To be done
In full and without deviation, write out the entries that follow.

Provided data
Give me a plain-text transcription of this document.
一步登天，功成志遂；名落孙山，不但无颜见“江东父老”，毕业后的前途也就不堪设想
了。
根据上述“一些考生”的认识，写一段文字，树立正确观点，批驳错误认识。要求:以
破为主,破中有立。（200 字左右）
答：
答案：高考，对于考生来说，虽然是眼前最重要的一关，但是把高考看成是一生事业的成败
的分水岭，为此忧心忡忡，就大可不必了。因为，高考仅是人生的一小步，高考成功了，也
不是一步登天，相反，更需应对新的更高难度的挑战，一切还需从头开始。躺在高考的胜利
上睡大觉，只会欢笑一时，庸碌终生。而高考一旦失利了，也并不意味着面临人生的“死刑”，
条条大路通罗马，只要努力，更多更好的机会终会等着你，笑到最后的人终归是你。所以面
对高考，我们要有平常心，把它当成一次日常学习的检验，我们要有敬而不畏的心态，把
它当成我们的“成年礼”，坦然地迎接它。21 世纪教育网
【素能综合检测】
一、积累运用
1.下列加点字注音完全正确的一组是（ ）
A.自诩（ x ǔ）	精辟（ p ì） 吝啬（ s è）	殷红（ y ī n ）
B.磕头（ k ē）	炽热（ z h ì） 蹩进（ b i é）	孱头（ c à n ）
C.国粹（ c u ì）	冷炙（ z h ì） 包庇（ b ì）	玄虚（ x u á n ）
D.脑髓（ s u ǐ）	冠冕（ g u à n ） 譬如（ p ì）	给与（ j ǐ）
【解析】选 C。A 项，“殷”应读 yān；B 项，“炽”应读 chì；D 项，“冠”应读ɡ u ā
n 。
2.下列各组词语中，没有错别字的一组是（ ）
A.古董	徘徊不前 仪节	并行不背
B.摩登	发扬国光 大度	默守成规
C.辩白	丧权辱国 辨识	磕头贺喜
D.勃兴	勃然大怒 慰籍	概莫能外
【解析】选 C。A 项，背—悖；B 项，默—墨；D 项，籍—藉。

Task output
Give me a plain-text transcription of this document.
一步登天，功成志遂；名落孙山，不但无颜见“江东父老”，毕业后的前途也就不堪设想
了。
根据上述“一些考生”的认识，写一段文字，树立正确观点，批驳错误认识。要求:以
破为主,破中有立。（200 字左右）
答：
答案：高考，对于考生来说，虽然是眼前最重要的一关，但是把高考看成是一生事业的成败
的分水岭，为此忧心忡忡，就大可不必了。因为，高考仅是人生的一小步，高考成功了，也
不是一步登天，相反，更需应对新的更高难度的挑战，一切还需从头开始。躺在高考的胜利
上睡大觉，只会欢笑一时，庸碌终生。而高考一旦失利了，也并不意味着面临人生的“死刑”，
条条大路通罗马，只要努力，更多更好的机会终会等着你，笑到最后的人终归是你。所以面
对高考，我们要有平常心，把它当成一次日常学习的检验，我们要有敬而不畏的心态，把
它当成我们的“成年礼”，坦然地迎接它。21 世纪教育网
【素能综合检测】
一、积累运用
1.下列加点字注音完全正确的一组是（ ）
A.自诩（ x ǔ）	精辟（ p ì） 吝啬（ s è）	殷红（ y ī n ）
B.磕头（ k ē）	炽热（ z h ì） 蹩进（ b i é）	孱头（ c à n ）
C.国粹（ c u ì）	冷炙（ z h ì） 包庇（ b ì）	玄虚（ x u á n ）
D.脑髓（ s u ǐ）	冠冕（ g u à n ） 譬如（ p ì）	给与（ j ǐ）
【解析】选 C。A 项，“殷”应读 yān；B 项，“炽”应读 chì；D 项，“冠”应读ɡ u ā
n 。
2.下列各组词语中，没有错别字的一组是（ ）
A.古董	徘徊不前 仪节	并行不背
B.摩登	发扬国光 大度	默守成规
C.辩白	丧权辱国 辨识	磕头贺喜
D.勃兴	勃然大怒 慰籍	概莫能外
【解析】选 C。A 项，背—悖；B 项，默—墨；D 项，籍—藉。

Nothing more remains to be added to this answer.